Exercise:
Below is some material; transcribe all of it exactly.

[Entries with figure data]

▬▬▬▬▬▬▬▬▬▬

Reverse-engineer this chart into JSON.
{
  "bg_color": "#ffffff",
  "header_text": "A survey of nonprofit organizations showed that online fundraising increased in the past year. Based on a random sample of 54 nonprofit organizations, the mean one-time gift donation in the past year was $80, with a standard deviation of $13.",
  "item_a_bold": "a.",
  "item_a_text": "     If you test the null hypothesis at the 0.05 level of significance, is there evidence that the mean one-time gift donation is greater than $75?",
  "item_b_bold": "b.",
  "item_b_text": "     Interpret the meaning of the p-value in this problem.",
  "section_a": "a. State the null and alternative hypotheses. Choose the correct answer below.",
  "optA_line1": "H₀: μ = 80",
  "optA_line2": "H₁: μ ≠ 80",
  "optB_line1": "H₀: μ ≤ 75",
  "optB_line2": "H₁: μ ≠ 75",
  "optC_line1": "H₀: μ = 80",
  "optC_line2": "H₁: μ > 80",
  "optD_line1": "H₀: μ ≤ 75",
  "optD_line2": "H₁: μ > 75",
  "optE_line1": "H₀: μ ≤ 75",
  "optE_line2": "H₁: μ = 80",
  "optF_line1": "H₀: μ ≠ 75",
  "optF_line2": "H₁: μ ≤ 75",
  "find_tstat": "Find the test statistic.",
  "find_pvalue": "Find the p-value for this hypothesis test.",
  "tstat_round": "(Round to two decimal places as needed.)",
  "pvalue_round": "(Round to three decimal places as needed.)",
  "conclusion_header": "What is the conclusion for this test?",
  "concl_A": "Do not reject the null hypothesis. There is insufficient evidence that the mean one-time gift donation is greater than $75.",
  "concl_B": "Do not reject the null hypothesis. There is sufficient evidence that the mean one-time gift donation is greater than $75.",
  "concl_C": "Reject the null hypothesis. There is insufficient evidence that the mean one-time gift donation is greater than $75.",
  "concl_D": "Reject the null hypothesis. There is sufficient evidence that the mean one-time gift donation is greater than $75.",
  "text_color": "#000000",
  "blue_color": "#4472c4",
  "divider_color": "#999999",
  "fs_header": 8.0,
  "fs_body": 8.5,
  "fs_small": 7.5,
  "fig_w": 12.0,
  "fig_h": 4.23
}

▬▬▬▬▬▬▬▬▬▬

Exercise solution:
Reverse-engineer this chart into JSON.
{
  "bg_color": "#ffffff",
  "header_text": "A survey of nonprofit organizations showed that online fundraising increased in the past year. Based on a random sample of 54 nonprofit organizations, the mean one-time gift donation in the past year was $80, with a standard deviation of $13.",
  "item_a_bold": "a.",
  "item_a_text": "     If you test the null hypothesis at the 0.05 level of significance, is there evidence that the mean one-time gift donation is greater than $75?",
  "item_b_bold": "b.",
  "item_b_text": "     Interpret the meaning of the p-value in this problem.",
  "section_a": "a. State the null and alternative hypotheses. Choose the correct answer below.",
  "optA_line1": "H₀: μ = 80",
  "optA_line2": "H₁: μ ≠ 80",
  "optB_line1": "H₀: μ ≤ 75",
  "optB_line2": "H₁: μ ≠ 75",
  "optC_line1": "H₀: μ = 80",
  "optC_line2": "H₁: μ > 80",
  "optD_line1": "H₀: μ ≤ 75",
  "optD_line2": "H₁: μ > 75",
  "optE_line1": "H₀: μ ≤ 75",
  "optE_line2": "H₁: μ = 80",
  "optF_line1": "H₀: μ ≠ 75",
  "optF_line2": "H₁: μ ≤ 75",
  "find_tstat": "Find the test statistic.",
  "find_pvalue": "Find the p-value for this hypothesis test.",
  "tstat_round": "(Round to two decimal places as needed.)",
  "pvalue_round": "(Round to three decimal places as needed.)",
  "conclusion_header": "What is the conclusion for this test?",
  "concl_A": "Do not reject the null hypothesis. There is insufficient evidence that the mean one-time gift donation is greater than $75.",
  "concl_B": "Do not reject the null hypothesis. There is sufficient evidence that the mean one-time gift donation is greater than $75.",
  "concl_C": "Reject the null hypothesis. There is insufficient evidence that the mean one-time gift donation is greater than $75.",
  "concl_D": "Reject the null hypothesis. There is sufficient evidence that the mean one-time gift donation is greater than $75.",
  "text_color": "#000000",
  "blue_color": "#4472c4",
  "divider_color": "#999999",
  "fs_header": 8.0,
  "fs_body": 8.5,
  "fs_small": 7.5,
  "fig_w": 12.0,
  "fig_h": 4.23
}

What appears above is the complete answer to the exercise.